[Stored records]
▽

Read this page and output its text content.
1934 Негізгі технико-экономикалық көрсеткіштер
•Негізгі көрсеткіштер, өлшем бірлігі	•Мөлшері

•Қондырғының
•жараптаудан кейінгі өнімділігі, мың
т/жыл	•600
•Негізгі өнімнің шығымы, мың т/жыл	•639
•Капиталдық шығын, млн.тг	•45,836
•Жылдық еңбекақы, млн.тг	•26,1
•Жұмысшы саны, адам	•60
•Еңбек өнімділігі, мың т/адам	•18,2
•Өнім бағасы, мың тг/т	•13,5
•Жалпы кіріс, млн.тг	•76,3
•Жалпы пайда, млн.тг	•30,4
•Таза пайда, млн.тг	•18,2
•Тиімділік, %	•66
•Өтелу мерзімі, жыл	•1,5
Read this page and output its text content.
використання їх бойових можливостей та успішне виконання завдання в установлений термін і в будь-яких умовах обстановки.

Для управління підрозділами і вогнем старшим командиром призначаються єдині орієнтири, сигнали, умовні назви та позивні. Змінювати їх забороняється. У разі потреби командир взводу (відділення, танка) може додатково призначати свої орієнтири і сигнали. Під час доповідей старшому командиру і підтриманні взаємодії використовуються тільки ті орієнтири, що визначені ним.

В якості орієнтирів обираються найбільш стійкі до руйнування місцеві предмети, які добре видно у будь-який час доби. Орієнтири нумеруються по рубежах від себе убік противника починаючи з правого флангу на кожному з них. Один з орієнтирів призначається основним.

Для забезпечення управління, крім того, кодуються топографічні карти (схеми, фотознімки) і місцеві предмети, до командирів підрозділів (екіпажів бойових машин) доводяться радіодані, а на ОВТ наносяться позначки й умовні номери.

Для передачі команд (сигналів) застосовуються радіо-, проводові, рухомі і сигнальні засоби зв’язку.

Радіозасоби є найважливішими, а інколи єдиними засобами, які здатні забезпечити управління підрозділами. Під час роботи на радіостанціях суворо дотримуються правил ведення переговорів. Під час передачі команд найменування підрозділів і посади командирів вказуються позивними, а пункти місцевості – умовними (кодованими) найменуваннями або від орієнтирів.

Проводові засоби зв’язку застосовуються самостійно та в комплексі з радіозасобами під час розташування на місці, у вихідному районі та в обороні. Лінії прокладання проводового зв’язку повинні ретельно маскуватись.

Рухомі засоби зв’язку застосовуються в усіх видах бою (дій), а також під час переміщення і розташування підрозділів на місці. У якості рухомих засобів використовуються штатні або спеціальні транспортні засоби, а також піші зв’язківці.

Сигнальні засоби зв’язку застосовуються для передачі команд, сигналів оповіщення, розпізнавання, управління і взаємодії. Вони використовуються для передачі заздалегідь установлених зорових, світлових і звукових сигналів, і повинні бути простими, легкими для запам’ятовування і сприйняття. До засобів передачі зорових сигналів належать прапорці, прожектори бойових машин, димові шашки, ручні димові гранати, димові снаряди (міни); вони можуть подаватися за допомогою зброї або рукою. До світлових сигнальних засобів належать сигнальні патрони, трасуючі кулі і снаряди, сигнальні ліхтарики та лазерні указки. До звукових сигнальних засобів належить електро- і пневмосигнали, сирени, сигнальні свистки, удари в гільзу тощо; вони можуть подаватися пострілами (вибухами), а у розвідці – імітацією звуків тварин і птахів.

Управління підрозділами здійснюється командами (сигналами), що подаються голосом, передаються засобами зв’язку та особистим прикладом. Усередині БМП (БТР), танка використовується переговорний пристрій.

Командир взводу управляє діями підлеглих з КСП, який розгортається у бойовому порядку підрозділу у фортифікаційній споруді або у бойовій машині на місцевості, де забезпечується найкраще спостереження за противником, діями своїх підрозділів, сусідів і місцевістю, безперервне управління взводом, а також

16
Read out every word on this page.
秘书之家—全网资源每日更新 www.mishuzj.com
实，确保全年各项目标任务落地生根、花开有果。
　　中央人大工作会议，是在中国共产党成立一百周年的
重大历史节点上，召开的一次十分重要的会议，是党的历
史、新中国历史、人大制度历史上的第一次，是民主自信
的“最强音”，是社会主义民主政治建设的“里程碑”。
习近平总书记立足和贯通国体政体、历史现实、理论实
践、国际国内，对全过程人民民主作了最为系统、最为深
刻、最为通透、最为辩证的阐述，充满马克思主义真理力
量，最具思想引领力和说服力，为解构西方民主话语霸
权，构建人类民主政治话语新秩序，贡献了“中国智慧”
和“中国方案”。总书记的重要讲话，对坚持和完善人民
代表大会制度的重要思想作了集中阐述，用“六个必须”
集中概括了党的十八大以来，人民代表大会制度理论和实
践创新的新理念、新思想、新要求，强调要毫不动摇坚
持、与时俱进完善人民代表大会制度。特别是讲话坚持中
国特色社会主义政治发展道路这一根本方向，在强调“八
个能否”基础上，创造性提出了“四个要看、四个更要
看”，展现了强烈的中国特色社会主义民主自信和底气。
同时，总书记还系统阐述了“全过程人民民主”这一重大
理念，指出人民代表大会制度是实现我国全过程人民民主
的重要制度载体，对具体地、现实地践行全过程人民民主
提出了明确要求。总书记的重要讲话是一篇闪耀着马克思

△

## WHAT TO DO
Pick out the lines containing the string "танка".

## COMPLETE OUTPUT
Для управління підрозділами і вогнем старшим командиром призначаються єдині орієнтири, сигнали, умовні назви та позивні. Змінювати їх забороняється. У разі потреби командир взводу (відділення, танка) може додатково призначати свої орієнтири і сигнали. Під час доповідей старшому командиру і підтриманні взаємодії використовуються тільки ті орієнтири, що визначені ним.
Управління підрозділами здійснюється командами (сигналами), що подаються голосом, передаються засобами зв’язку та особистим прикладом. Усередині БМП (БТР), танка використовується переговорний пристрій.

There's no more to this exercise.